-- Start Records supplied --

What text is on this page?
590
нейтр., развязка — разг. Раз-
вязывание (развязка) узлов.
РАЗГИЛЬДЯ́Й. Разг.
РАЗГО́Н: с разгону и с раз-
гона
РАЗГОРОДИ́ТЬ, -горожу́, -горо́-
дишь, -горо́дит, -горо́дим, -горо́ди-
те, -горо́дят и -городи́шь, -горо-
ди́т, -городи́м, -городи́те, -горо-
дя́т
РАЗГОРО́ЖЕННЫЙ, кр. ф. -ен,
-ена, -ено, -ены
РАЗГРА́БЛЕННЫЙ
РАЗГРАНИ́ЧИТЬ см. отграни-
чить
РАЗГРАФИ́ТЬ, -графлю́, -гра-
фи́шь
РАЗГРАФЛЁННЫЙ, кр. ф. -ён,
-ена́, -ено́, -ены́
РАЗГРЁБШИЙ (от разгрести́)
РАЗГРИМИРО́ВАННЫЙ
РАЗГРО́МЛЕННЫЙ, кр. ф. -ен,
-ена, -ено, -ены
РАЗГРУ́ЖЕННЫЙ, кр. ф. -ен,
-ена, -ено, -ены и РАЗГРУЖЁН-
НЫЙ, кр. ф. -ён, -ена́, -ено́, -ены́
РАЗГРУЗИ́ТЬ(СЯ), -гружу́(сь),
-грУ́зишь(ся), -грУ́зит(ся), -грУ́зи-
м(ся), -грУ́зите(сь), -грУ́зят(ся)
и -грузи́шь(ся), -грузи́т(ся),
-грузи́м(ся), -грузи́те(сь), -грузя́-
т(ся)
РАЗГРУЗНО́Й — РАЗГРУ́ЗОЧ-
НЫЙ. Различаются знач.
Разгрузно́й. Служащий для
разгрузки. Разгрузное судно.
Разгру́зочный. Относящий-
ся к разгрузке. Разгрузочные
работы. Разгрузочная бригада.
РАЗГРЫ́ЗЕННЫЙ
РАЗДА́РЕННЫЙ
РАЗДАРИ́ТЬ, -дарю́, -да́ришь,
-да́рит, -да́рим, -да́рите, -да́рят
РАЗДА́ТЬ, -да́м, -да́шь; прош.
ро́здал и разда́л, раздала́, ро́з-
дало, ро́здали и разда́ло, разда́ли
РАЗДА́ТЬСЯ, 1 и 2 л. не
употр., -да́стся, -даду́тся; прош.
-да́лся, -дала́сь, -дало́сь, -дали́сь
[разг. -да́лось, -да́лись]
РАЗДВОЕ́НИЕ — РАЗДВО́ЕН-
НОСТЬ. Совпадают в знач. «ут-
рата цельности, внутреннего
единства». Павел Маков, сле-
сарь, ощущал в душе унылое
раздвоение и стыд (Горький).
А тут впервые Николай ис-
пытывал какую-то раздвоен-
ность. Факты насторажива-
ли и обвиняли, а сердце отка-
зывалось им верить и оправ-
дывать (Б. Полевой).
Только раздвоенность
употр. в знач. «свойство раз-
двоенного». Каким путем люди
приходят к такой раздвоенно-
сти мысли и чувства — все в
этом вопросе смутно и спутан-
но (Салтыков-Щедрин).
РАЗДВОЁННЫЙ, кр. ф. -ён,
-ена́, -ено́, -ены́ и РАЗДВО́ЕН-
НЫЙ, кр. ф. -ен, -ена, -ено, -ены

-- End Records supplied --

Task goal –
Set out the complete listing exactly as shown.

Expected answer –
What text is on this page?
590
нейтр., развязка — разг. Раз-
вязывание (развязка) узлов.
РАЗГИЛЬДЯ́Й. Разг.
РАЗГО́Н: с разгону и с раз-
гона
РАЗГОРОДИ́ТЬ, -горожу́, -горо́-
дишь, -горо́дит, -горо́дим, -горо́ди-
те, -горо́дят и -городи́шь, -горо-
ди́т, -городи́м, -городи́те, -горо-
дя́т
РАЗГОРО́ЖЕННЫЙ, кр. ф. -ен,
-ена, -ено, -ены
РАЗГРА́БЛЕННЫЙ
РАЗГРАНИ́ЧИТЬ см. отграни-
чить
РАЗГРАФИ́ТЬ, -графлю́, -гра-
фи́шь
РАЗГРАФЛЁННЫЙ, кр. ф. -ён,
-ена́, -ено́, -ены́
РАЗГРЁБШИЙ (от разгрести́)
РАЗГРИМИРО́ВАННЫЙ
РАЗГРО́МЛЕННЫЙ, кр. ф. -ен,
-ена, -ено, -ены
РАЗГРУ́ЖЕННЫЙ, кр. ф. -ен,
-ена, -ено, -ены и РАЗГРУЖЁН-
НЫЙ, кр. ф. -ён, -ена́, -ено́, -ены́
РАЗГРУЗИ́ТЬ(СЯ), -гружу́(сь),
-грУ́зишь(ся), -грУ́зит(ся), -грУ́зи-
м(ся), -грУ́зите(сь), -грУ́зят(ся)
и -грузи́шь(ся), -грузи́т(ся),
-грузи́м(ся), -грузи́те(сь), -грузя́-
т(ся)
РАЗГРУЗНО́Й — РАЗГРУ́ЗОЧ-
НЫЙ. Различаются знач.
Разгрузно́й. Служащий для
разгрузки. Разгрузное судно.
Разгру́зочный. Относящий-
ся к разгрузке. Разгрузочные
работы. Разгрузочная бригада.
РАЗГРЫ́ЗЕННЫЙ
РАЗДА́РЕННЫЙ
РАЗДАРИ́ТЬ, -дарю́, -да́ришь,
-да́рит, -да́рим, -да́рите, -да́рят
РАЗДА́ТЬ, -да́м, -да́шь; прош.
ро́здал и разда́л, раздала́, ро́з-
дало, ро́здали и разда́ло, разда́ли
РАЗДА́ТЬСЯ, 1 и 2 л. не
употр., -да́стся, -даду́тся; прош.
-да́лся, -дала́сь, -дало́сь, -дали́сь
[разг. -да́лось, -да́лись]
РАЗДВОЕ́НИЕ — РАЗДВО́ЕН-
НОСТЬ. Совпадают в знач. «ут-
рата цельности, внутреннего
единства». Павел Маков, сле-
сарь, ощущал в душе унылое
раздвоение и стыд (Горький).
А тут впервые Николай ис-
пытывал какую-то раздвоен-
ность. Факты насторажива-
ли и обвиняли, а сердце отка-
зывалось им верить и оправ-
дывать (Б. Полевой).
Только раздвоенность
употр. в знач. «свойство раз-
двоенного». Каким путем люди
приходят к такой раздвоенно-
сти мысли и чувства — все в
этом вопросе смутно и спутан-
но (Салтыков-Щедрин).
РАЗДВОЁННЫЙ, кр. ф. -ён,
-ена́, -ено́, -ены́ и РАЗДВО́ЕН-
НЫЙ, кр. ф. -ен, -ена, -ено, -ены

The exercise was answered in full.